* _Work instructions_: Copy every line of the material below word for word.

* _Material to process_:

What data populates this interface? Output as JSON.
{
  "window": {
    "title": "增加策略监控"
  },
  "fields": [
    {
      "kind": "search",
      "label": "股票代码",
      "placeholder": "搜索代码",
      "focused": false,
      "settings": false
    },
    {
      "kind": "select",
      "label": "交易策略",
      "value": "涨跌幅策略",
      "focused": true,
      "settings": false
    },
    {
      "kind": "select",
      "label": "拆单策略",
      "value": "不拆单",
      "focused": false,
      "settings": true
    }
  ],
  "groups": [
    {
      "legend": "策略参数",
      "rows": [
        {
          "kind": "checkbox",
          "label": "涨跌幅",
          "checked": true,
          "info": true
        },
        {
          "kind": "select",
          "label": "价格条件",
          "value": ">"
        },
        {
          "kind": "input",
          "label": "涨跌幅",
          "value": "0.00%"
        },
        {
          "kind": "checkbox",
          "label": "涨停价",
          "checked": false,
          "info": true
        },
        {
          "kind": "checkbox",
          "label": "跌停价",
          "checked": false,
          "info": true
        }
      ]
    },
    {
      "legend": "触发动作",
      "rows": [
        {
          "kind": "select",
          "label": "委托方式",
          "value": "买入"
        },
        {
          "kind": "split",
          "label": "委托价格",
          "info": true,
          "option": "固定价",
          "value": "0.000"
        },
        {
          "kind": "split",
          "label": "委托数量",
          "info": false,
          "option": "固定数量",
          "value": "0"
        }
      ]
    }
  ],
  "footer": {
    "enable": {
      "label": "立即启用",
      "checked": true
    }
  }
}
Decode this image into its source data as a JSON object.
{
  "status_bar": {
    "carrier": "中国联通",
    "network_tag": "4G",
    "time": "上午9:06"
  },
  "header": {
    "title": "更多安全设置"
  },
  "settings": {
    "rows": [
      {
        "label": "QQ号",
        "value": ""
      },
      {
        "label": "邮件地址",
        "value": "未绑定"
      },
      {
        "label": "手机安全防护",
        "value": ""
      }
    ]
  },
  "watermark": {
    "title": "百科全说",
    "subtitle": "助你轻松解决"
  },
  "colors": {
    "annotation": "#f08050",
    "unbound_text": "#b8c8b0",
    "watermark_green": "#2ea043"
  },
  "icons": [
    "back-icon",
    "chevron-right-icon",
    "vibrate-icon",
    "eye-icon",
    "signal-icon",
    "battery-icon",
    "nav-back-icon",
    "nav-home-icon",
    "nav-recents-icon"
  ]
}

* _Answer for this exercise_:
What data populates this interface? Output as JSON.
{
  "window": {
    "title": "增加策略监控"
  },
  "fields": [
    {
      "kind": "search",
      "label": "股票代码",
      "placeholder": "搜索代码",
      "focused": false,
      "settings": false
    },
    {
      "kind": "select",
      "label": "交易策略",
      "value": "涨跌幅策略",
      "focused": true,
      "settings": false
    },
    {
      "kind": "select",
      "label": "拆单策略",
      "value": "不拆单",
      "focused": false,
      "settings": true
    }
  ],
  "groups": [
    {
      "legend": "策略参数",
      "rows": [
        {
          "kind": "checkbox",
          "label": "涨跌幅",
          "checked": true,
          "info": true
        },
        {
          "kind": "select",
          "label": "价格条件",
          "value": ">"
        },
        {
          "kind": "input",
          "label": "涨跌幅",
          "value": "0.00%"
        },
        {
          "kind": "checkbox",
          "label": "涨停价",
          "checked": false,
          "info": true
        },
        {
          "kind": "checkbox",
          "label": "跌停价",
          "checked": false,
          "info": true
        }
      ]
    },
    {
      "legend": "触发动作",
      "rows": [
        {
          "kind": "select",
          "label": "委托方式",
          "value": "买入"
        },
        {
          "kind": "split",
          "label": "委托价格",
          "info": true,
          "option": "固定价",
          "value": "0.000"
        },
        {
          "kind": "split",
          "label": "委托数量",
          "info": false,
          "option": "固定数量",
          "value": "0"
        }
      ]
    }
  ],
  "footer": {
    "enable": {
      "label": "立即启用",
      "checked": true
    }
  }
}
Decode this image into its source data as a JSON object.
{
  "status_bar": {
    "carrier": "中国联通",
    "network_tag": "4G",
    "time": "上午9:06"
  },
  "header": {
    "title": "更多安全设置"
  },
  "settings": {
    "rows": [
      {
        "label": "QQ号",
        "value": ""
      },
      {
        "label": "邮件地址",
        "value": "未绑定"
      },
      {
        "label": "手机安全防护",
        "value": ""
      }
    ]
  },
  "watermark": {
    "title": "百科全说",
    "subtitle": "助你轻松解决"
  },
  "colors": {
    "annotation": "#f08050",
    "unbound_text": "#b8c8b0",
    "watermark_green": "#2ea043"
  },
  "icons": [
    "back-icon",
    "chevron-right-icon",
    "vibrate-icon",
    "eye-icon",
    "signal-icon",
    "battery-icon",
    "nav-back-icon",
    "nav-home-icon",
    "nav-recents-icon"
  ]
}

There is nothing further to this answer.